◆ TASK TO COMPLETE ◆
What lines of the data hold the string "JSON"? Pull each one out.

Extracts from a graphics dataset:

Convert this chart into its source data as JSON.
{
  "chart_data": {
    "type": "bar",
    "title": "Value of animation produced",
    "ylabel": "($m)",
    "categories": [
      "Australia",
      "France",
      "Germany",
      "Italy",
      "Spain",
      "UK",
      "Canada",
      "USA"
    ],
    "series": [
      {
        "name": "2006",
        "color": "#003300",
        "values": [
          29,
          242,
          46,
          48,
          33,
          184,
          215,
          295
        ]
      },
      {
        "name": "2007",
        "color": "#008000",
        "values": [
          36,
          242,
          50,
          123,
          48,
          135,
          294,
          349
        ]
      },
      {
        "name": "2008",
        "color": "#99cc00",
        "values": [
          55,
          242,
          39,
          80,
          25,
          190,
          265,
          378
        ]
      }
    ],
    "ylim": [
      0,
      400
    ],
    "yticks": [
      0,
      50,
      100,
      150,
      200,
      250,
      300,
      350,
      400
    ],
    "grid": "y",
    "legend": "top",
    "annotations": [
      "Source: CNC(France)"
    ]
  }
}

...

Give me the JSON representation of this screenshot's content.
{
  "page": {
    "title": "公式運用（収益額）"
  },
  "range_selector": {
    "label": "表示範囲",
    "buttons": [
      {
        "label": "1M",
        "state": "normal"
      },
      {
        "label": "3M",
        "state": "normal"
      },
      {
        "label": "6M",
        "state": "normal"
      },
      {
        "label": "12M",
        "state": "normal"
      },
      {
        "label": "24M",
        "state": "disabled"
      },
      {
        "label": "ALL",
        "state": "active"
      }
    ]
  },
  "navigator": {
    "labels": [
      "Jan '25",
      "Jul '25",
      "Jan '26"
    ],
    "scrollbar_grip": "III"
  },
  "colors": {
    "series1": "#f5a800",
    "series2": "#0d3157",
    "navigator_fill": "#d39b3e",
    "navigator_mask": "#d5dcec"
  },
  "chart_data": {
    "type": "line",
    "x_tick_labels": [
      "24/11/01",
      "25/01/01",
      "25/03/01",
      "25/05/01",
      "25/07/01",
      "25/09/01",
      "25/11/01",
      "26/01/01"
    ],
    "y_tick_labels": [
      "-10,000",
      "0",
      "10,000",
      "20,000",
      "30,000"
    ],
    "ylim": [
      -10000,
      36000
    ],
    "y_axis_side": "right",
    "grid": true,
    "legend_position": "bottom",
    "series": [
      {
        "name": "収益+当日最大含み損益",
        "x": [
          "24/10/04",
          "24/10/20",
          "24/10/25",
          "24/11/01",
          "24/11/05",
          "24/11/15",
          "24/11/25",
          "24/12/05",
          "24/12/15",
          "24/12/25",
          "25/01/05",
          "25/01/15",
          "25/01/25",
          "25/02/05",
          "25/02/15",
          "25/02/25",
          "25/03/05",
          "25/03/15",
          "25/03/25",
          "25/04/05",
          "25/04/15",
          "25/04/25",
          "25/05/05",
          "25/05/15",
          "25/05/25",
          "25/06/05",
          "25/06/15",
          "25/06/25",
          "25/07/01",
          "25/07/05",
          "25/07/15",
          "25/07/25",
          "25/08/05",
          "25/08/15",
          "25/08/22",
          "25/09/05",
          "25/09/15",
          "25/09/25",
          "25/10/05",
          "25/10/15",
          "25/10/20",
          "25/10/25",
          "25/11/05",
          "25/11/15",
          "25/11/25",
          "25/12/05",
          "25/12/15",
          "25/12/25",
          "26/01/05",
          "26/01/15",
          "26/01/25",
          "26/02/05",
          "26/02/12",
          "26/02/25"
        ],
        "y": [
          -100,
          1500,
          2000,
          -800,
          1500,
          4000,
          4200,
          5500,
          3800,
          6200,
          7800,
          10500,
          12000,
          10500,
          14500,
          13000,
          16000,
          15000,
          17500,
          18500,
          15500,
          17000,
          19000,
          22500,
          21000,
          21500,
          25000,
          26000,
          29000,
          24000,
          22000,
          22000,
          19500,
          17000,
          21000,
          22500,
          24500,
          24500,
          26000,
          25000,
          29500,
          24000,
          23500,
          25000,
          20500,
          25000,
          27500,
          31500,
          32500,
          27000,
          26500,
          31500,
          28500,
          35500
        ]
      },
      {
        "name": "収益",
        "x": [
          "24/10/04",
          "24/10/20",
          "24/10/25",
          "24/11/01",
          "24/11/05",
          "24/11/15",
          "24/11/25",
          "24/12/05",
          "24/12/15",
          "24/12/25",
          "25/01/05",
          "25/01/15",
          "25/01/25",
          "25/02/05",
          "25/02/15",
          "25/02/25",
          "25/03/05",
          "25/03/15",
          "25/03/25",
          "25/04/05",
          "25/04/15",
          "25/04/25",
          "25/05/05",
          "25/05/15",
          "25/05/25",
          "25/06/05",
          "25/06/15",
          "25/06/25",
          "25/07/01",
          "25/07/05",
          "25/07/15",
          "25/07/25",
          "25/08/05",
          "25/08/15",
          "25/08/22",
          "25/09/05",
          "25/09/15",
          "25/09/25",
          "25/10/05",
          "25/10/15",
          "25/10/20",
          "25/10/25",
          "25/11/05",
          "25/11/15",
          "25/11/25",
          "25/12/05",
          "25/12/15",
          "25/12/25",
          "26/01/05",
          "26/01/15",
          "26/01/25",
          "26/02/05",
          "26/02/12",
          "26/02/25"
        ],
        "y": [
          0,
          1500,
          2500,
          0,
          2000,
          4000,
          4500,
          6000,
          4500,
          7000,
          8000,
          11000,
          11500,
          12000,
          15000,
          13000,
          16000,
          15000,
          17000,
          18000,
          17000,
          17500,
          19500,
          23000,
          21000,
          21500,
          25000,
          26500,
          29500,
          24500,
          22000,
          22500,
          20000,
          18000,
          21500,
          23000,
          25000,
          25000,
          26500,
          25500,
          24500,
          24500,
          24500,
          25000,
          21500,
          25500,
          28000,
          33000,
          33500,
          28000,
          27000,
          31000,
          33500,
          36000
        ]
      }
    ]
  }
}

◆ EXPECTED ANSWER ◆
Convert this chart into its source data as JSON.
Give me the JSON representation of this screenshot's content.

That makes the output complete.